● **INSTRUCTIONS TO FOLLOW**:
Return each line of the listing that contains the string "ABDE".
## BEGIN AVAILABLE DATA
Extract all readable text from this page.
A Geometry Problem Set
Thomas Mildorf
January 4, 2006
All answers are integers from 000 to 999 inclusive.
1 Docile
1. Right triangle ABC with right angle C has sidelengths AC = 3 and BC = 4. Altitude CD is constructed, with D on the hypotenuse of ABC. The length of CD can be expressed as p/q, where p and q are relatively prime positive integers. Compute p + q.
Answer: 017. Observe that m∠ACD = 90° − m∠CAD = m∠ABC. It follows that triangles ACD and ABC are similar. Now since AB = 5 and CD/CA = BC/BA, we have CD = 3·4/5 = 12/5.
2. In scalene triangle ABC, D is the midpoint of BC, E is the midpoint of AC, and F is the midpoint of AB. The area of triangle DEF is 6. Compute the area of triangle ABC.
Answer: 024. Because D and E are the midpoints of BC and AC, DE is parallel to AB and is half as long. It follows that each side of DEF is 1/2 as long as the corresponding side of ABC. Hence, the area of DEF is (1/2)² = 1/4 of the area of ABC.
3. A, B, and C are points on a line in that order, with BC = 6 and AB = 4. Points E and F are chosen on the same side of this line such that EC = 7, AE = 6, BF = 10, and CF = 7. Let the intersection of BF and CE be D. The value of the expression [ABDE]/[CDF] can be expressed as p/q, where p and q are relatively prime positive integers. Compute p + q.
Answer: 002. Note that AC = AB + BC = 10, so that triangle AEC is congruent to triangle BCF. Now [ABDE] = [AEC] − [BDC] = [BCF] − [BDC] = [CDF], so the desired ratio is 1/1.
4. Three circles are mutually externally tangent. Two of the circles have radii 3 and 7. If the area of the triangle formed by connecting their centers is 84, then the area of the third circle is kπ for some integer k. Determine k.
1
## END AVAILABLE DATA
## BEGIN AVAILABLE DATA
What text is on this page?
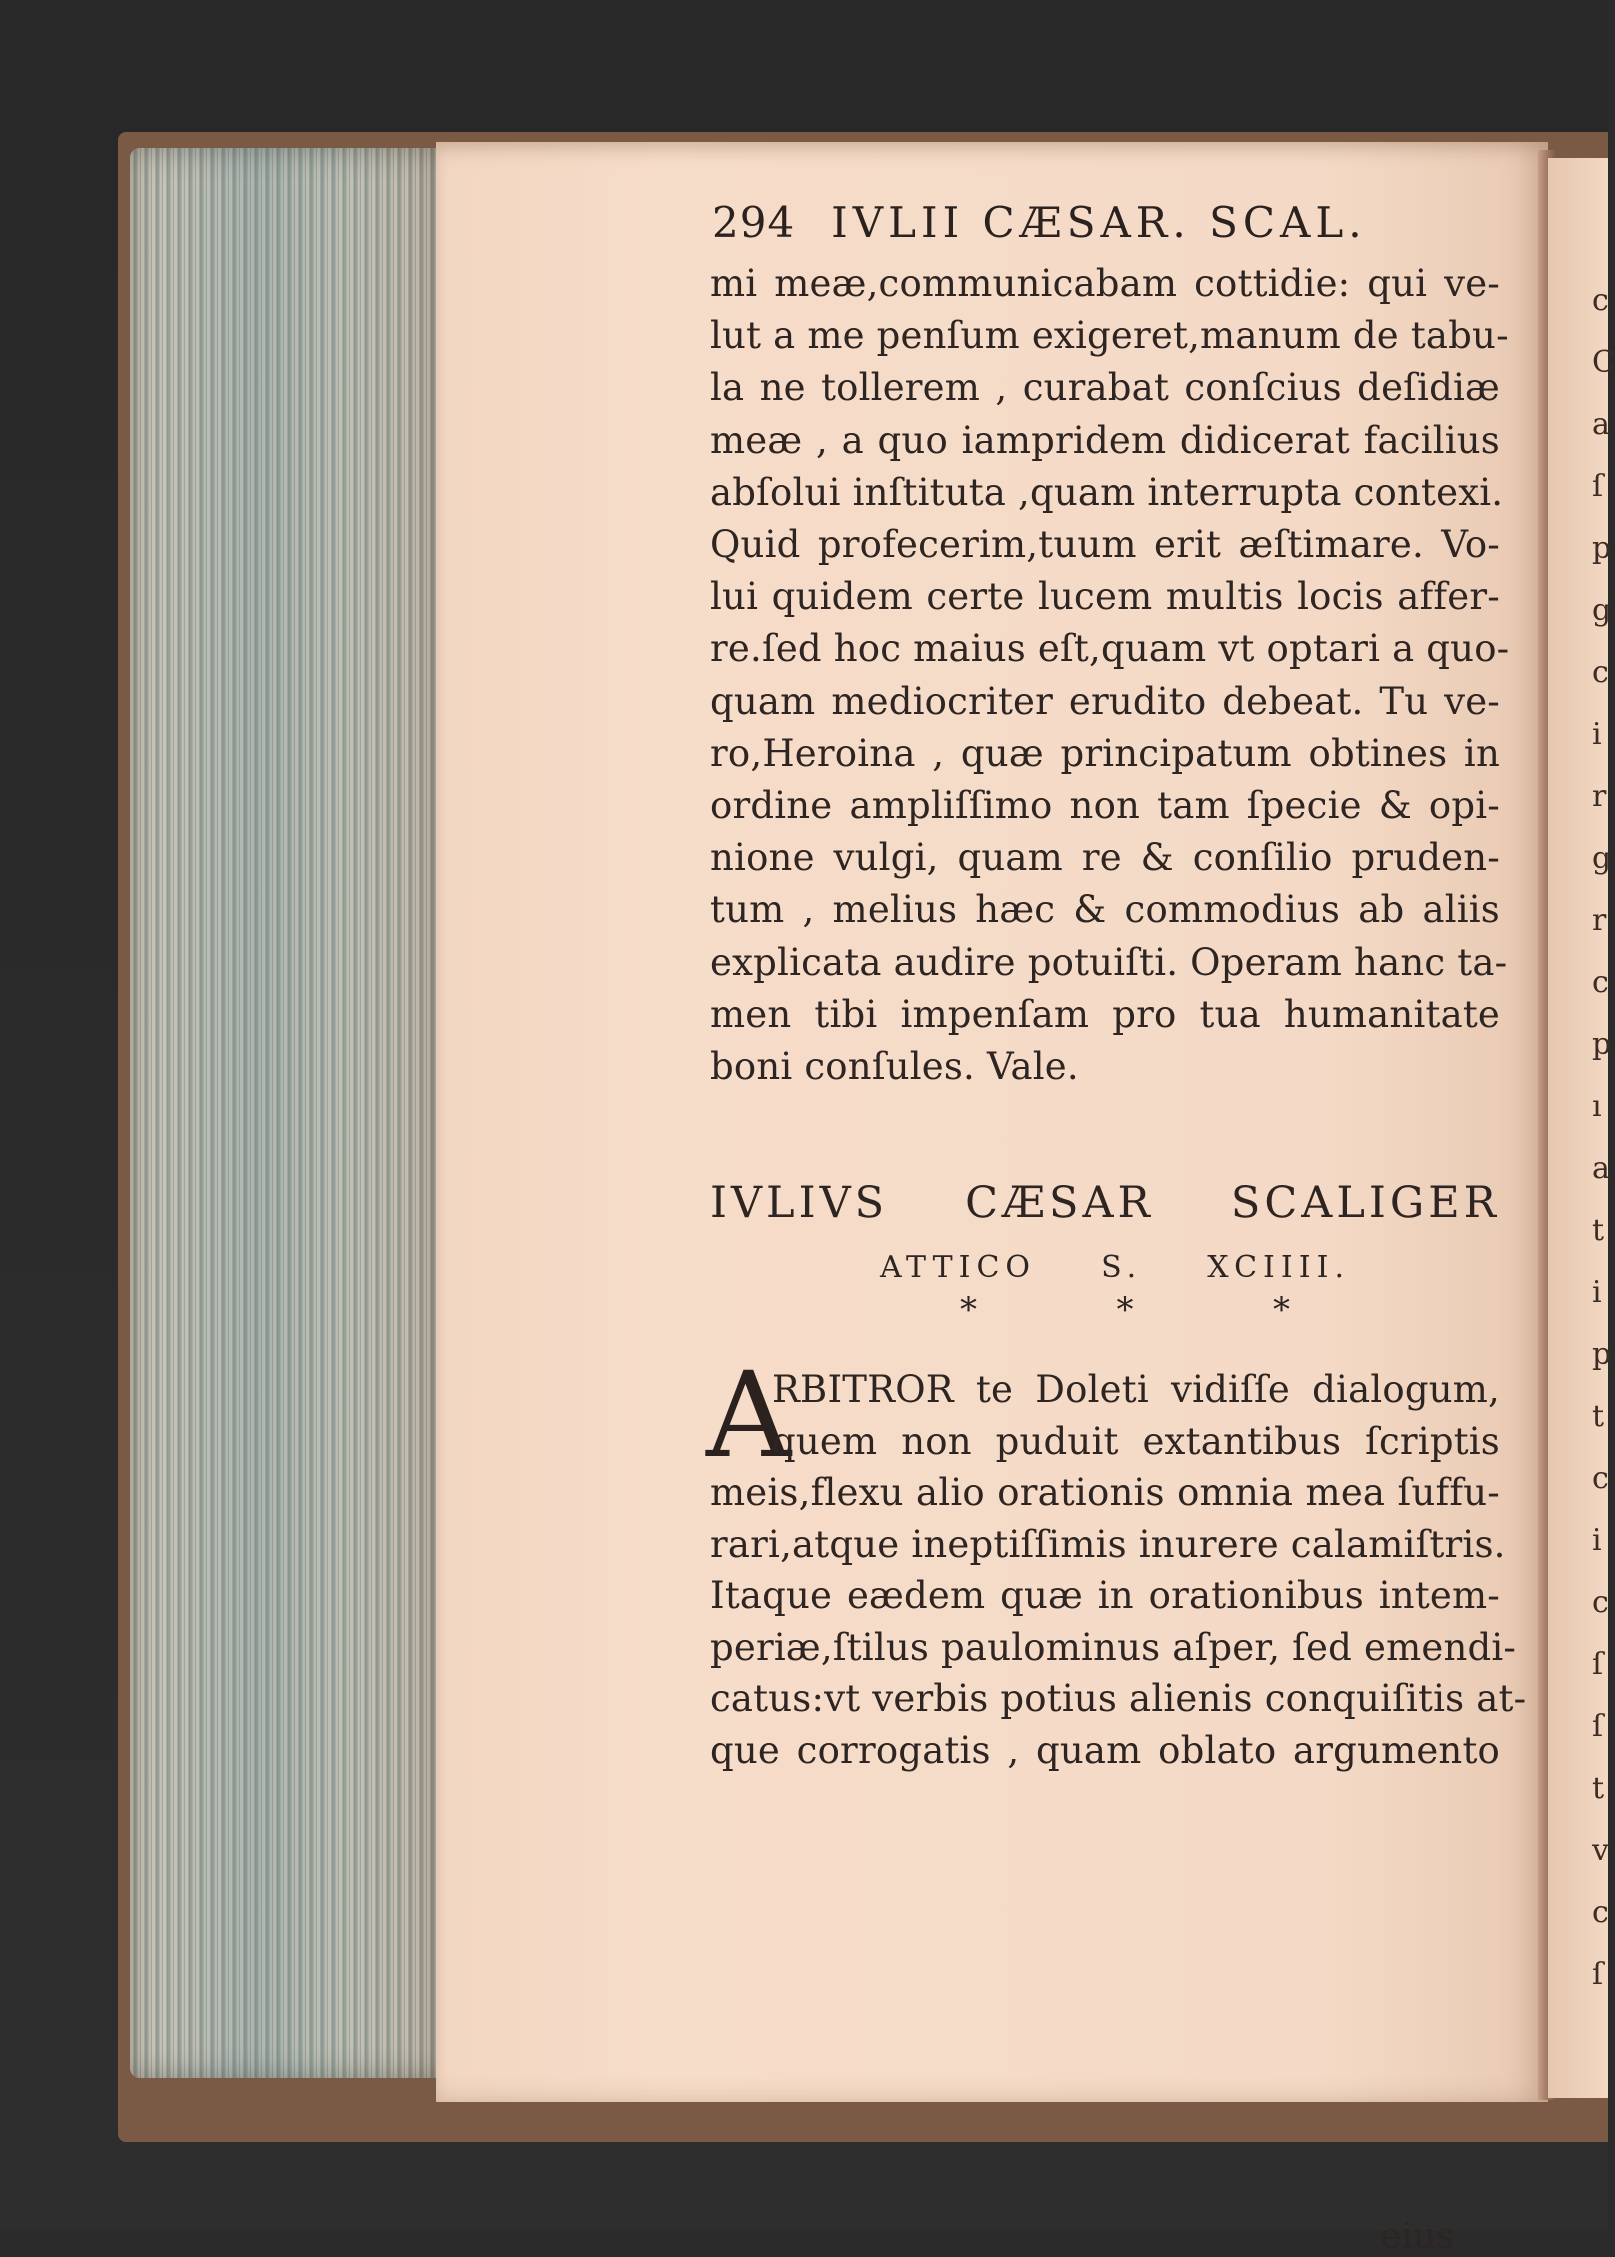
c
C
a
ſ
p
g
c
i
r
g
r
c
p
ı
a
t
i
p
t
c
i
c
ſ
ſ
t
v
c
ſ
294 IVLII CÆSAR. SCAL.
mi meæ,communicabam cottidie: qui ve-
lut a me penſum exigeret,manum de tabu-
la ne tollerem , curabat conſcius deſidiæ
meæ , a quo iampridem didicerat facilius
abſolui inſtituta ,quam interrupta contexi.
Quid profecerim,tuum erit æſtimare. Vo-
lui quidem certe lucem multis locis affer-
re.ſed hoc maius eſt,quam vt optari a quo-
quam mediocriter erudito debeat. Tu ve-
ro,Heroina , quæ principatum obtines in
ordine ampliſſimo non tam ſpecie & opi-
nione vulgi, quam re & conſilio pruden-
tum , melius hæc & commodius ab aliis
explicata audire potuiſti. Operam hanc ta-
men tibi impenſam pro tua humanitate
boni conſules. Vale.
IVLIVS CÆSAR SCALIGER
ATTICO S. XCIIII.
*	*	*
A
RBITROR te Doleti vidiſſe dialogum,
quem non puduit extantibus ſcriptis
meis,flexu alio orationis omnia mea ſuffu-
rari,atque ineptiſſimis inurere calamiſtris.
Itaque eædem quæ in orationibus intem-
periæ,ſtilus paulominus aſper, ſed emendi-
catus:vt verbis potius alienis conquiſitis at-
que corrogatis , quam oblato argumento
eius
## END AVAILABLE DATA
● **THE REPLY**:
3. A, B, and C are points on a line in that order, with BC = 6 and AB = 4. Points E and F are chosen on the same side of this line such that EC = 7, AE = 6, BF = 10, and CF = 7. Let the intersection of BF and CE be D. The value of the expression [ABDE]/[CDF] can be expressed as p/q, where p and q are relatively prime positive integers. Compute p + q.
Answer: 002. Note that AC = AB + BC = 10, so that triangle AEC is congruent to triangle BCF. Now [ABDE] = [AEC] − [BDC] = [BCF] − [BDC] = [CDF], so the desired ratio is 1/1.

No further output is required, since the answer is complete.